(DIRECTION)
Would you extract the whole listing below and retype it exactly?

"""

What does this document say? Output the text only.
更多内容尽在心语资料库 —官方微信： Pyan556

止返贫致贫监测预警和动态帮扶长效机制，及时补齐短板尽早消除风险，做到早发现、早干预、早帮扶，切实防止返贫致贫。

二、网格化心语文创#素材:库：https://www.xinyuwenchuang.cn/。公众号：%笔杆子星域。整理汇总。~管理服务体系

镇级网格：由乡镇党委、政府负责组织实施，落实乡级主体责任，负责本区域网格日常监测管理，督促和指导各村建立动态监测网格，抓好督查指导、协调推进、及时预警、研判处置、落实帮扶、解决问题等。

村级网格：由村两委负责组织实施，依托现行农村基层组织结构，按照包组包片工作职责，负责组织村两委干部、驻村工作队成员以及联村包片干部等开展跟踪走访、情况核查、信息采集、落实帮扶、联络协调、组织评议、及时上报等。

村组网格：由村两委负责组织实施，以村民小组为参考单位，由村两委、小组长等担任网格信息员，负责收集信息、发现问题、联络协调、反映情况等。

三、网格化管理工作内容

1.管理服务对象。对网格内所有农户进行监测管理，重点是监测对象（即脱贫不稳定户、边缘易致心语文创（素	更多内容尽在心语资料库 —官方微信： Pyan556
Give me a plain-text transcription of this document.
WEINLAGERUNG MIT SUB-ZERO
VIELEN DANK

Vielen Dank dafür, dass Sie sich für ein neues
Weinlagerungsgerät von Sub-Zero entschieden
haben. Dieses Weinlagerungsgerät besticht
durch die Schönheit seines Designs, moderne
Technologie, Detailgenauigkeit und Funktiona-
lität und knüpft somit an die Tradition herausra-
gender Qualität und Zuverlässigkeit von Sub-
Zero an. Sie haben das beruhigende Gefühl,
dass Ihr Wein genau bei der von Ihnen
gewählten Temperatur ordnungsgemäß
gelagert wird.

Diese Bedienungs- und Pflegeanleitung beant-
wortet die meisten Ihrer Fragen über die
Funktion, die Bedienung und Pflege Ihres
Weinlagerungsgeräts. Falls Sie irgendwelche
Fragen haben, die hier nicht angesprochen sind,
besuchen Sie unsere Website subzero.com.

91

"""

(FULL OUTPUT)
What does this document say? Output the text only.
更多内容尽在心语资料库 —官方微信： Pyan556

止返贫致贫监测预警和动态帮扶长效机制，及时补齐短板尽早消除风险，做到早发现、早干预、早帮扶，切实防止返贫致贫。

二、网格化心语文创#素材:库：https://www.xinyuwenchuang.cn/。公众号：%笔杆子星域。整理汇总。~管理服务体系

镇级网格：由乡镇党委、政府负责组织实施，落实乡级主体责任，负责本区域网格日常监测管理，督促和指导各村建立动态监测网格，抓好督查指导、协调推进、及时预警、研判处置、落实帮扶、解决问题等。

村级网格：由村两委负责组织实施，依托现行农村基层组织结构，按照包组包片工作职责，负责组织村两委干部、驻村工作队成员以及联村包片干部等开展跟踪走访、情况核查、信息采集、落实帮扶、联络协调、组织评议、及时上报等。

村组网格：由村两委负责组织实施，以村民小组为参考单位，由村两委、小组长等担任网格信息员，负责收集信息、发现问题、联络协调、反映情况等。

三、网格化管理工作内容

1.管理服务对象。对网格内所有农户进行监测管理，重点是监测对象（即脱贫不稳定户、边缘易致心语文创（素	更多内容尽在心语资料库 —官方微信： Pyan556
Give me a plain-text transcription of this document.
WEINLAGERUNG MIT SUB-ZERO
VIELEN DANK

Vielen Dank dafür, dass Sie sich für ein neues
Weinlagerungsgerät von Sub-Zero entschieden
haben. Dieses Weinlagerungsgerät besticht
durch die Schönheit seines Designs, moderne
Technologie, Detailgenauigkeit und Funktiona-
lität und knüpft somit an die Tradition herausra-
gender Qualität und Zuverlässigkeit von Sub-
Zero an. Sie haben das beruhigende Gefühl,
dass Ihr Wein genau bei der von Ihnen
gewählten Temperatur ordnungsgemäß
gelagert wird.

Diese Bedienungs- und Pflegeanleitung beant-
wortet die meisten Ihrer Fragen über die
Funktion, die Bedienung und Pflege Ihres
Weinlagerungsgeräts. Falls Sie irgendwelche
Fragen haben, die hier nicht angesprochen sind,
besuchen Sie unsere Website subzero.com.

91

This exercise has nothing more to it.